▶ _TASK OBJECTIVE_: Below are the entries; state how many of their lines contain the string "JSON", and nothing more.

▶ _DATA SUPPLIED_:
• • •

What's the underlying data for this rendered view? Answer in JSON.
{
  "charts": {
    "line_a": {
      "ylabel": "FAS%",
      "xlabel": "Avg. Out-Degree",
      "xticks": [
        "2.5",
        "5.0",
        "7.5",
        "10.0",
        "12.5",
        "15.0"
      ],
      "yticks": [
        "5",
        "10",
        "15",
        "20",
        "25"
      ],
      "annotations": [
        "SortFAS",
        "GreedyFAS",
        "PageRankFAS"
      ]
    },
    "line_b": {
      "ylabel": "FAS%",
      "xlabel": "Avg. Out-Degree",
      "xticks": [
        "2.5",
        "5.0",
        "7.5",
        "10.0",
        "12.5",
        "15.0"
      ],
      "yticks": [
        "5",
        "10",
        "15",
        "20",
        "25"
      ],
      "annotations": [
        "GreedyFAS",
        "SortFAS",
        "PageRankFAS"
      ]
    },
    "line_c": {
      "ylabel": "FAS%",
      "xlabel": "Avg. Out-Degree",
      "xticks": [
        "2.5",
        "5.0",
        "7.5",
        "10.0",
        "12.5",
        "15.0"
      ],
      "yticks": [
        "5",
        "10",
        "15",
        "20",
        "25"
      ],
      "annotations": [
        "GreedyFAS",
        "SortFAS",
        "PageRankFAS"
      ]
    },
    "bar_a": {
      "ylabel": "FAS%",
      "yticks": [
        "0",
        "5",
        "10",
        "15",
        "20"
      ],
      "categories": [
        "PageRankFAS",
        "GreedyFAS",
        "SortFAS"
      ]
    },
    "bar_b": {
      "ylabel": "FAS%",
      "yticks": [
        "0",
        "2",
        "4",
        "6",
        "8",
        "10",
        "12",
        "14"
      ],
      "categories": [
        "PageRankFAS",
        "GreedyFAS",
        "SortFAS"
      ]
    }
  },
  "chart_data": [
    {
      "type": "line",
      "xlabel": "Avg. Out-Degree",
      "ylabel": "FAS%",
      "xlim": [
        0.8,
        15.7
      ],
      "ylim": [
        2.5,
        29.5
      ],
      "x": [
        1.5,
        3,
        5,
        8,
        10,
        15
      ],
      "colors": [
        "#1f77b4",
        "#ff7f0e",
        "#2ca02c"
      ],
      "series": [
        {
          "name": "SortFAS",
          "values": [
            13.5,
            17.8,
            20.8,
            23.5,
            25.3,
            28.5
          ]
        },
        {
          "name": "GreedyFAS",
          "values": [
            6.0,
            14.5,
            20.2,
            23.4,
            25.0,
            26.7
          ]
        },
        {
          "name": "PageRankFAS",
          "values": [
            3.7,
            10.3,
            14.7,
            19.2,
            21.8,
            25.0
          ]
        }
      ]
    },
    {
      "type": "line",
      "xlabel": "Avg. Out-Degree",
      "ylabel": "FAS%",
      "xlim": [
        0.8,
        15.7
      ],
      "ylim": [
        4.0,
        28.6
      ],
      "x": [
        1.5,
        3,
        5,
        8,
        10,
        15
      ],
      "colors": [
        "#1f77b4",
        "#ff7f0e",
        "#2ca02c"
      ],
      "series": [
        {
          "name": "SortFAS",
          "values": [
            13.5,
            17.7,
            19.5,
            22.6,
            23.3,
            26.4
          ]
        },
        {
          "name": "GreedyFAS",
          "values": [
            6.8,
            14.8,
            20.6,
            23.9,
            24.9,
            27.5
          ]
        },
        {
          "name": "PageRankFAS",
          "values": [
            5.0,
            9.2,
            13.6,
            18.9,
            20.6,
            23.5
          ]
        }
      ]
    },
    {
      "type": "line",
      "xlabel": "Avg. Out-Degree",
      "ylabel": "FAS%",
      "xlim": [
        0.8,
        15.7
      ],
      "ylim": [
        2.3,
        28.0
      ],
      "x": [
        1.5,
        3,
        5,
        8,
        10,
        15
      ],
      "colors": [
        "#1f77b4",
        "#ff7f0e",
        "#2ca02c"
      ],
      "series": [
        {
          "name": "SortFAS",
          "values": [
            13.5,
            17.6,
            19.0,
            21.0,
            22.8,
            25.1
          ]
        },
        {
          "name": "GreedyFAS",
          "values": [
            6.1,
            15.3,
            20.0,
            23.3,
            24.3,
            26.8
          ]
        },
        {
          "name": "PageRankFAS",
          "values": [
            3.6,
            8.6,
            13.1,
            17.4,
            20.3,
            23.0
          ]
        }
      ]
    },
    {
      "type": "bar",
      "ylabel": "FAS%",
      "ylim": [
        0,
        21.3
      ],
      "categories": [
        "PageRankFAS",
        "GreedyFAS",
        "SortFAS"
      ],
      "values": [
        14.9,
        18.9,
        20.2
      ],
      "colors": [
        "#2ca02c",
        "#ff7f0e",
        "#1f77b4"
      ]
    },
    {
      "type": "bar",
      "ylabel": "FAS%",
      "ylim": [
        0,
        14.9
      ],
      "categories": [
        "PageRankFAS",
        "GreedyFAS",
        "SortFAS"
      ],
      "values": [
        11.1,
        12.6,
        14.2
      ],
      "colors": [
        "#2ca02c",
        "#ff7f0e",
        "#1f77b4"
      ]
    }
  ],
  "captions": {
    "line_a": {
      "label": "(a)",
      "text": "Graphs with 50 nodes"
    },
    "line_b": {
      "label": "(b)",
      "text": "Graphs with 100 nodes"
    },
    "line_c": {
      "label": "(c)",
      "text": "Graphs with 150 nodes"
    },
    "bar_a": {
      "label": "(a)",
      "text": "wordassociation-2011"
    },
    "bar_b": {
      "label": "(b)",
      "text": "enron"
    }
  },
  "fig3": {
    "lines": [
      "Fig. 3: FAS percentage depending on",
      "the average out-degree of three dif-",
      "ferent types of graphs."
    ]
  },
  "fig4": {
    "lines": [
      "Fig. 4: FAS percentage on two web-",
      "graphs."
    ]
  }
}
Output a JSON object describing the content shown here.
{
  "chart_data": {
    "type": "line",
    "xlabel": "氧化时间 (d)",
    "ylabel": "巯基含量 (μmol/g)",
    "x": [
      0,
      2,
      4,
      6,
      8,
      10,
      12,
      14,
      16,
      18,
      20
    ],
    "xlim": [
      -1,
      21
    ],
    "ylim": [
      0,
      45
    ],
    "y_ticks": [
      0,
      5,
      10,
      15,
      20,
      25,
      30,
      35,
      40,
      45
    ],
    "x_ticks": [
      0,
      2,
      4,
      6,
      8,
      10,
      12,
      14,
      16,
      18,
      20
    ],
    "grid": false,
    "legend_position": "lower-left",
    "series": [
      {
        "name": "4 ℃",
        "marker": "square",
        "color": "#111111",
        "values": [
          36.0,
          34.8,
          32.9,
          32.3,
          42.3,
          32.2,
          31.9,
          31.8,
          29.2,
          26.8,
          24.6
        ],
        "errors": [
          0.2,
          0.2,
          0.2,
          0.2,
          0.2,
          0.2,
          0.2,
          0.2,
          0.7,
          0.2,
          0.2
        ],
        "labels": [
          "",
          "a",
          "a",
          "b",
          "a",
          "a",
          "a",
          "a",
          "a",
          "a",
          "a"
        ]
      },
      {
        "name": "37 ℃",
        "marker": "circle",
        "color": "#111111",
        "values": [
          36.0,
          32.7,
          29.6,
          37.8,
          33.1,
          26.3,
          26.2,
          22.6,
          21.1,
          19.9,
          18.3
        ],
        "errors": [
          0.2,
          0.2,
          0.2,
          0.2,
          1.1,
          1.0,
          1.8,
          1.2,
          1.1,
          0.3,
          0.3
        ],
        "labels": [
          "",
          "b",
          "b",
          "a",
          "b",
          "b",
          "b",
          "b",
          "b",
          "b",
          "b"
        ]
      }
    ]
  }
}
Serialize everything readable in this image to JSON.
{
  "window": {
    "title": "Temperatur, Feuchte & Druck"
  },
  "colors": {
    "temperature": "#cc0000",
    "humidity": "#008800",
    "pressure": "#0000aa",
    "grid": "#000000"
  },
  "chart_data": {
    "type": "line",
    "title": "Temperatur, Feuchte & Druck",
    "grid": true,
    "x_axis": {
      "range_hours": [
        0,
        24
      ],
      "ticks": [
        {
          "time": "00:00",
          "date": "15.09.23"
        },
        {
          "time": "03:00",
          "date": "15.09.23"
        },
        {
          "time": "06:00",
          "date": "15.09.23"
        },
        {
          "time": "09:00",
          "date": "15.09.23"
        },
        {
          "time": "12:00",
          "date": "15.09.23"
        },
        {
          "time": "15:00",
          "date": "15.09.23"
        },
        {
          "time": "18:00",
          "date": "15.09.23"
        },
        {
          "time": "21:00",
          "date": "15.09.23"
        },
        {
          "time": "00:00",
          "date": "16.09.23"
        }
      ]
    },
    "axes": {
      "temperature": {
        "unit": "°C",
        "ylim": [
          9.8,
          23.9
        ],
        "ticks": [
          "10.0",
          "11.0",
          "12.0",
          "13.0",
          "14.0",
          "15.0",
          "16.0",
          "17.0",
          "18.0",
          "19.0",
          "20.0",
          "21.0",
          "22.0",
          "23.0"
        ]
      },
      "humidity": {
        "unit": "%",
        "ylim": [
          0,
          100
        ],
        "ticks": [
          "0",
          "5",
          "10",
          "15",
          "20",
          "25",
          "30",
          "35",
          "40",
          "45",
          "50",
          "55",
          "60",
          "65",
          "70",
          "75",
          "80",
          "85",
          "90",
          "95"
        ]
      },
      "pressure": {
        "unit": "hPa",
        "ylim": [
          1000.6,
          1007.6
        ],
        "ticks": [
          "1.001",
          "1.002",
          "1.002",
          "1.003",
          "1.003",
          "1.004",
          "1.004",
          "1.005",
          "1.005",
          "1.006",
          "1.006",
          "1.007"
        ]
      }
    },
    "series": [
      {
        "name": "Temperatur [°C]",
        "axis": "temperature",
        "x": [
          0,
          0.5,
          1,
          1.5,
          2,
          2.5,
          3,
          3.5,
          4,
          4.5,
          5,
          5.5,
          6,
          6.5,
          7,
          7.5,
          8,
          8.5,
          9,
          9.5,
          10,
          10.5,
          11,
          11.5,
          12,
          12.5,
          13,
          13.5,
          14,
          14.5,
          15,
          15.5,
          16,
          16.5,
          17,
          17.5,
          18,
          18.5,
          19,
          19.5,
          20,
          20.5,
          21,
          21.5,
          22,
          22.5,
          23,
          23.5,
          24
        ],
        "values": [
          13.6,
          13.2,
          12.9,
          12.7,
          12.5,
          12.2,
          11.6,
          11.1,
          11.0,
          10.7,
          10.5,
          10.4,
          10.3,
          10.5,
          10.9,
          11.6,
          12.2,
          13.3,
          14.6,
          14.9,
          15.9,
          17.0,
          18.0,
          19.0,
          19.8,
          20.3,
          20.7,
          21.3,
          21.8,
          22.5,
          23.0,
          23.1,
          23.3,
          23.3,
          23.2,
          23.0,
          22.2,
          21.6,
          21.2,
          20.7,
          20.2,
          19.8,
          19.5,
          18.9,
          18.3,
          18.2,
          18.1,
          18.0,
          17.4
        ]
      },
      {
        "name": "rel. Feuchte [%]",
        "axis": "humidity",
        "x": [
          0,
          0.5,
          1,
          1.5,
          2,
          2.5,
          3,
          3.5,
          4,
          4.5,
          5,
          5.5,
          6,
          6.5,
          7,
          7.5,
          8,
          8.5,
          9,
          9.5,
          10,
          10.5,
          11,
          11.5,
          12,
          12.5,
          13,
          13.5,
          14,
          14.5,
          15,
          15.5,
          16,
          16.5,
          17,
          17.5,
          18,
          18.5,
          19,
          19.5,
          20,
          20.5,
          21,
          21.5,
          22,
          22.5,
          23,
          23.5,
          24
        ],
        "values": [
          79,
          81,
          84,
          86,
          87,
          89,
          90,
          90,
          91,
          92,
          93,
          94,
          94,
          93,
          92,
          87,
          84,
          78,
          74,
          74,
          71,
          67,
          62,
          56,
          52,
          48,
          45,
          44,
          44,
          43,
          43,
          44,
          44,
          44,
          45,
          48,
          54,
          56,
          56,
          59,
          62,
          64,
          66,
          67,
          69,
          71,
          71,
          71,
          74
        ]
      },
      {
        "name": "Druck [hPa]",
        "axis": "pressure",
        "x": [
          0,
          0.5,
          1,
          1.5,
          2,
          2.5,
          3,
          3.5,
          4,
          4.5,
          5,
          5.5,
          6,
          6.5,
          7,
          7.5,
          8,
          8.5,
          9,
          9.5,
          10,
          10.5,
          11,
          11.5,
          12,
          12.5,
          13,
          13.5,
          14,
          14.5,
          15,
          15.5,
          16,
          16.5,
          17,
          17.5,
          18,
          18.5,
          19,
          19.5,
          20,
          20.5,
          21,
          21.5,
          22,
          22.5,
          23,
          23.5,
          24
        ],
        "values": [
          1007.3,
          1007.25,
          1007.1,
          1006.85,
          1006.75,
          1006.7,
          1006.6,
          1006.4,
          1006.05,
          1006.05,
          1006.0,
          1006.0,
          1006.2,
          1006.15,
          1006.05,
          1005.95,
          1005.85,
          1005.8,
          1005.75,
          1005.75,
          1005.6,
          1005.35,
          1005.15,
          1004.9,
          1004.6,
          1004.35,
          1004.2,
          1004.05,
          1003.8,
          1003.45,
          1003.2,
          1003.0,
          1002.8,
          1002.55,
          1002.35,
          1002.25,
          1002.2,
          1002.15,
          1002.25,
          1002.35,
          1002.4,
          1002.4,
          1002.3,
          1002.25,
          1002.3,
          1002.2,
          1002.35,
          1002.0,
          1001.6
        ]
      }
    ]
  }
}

• • •

▶ _RESPONSE TO THE EXERCISE_: 3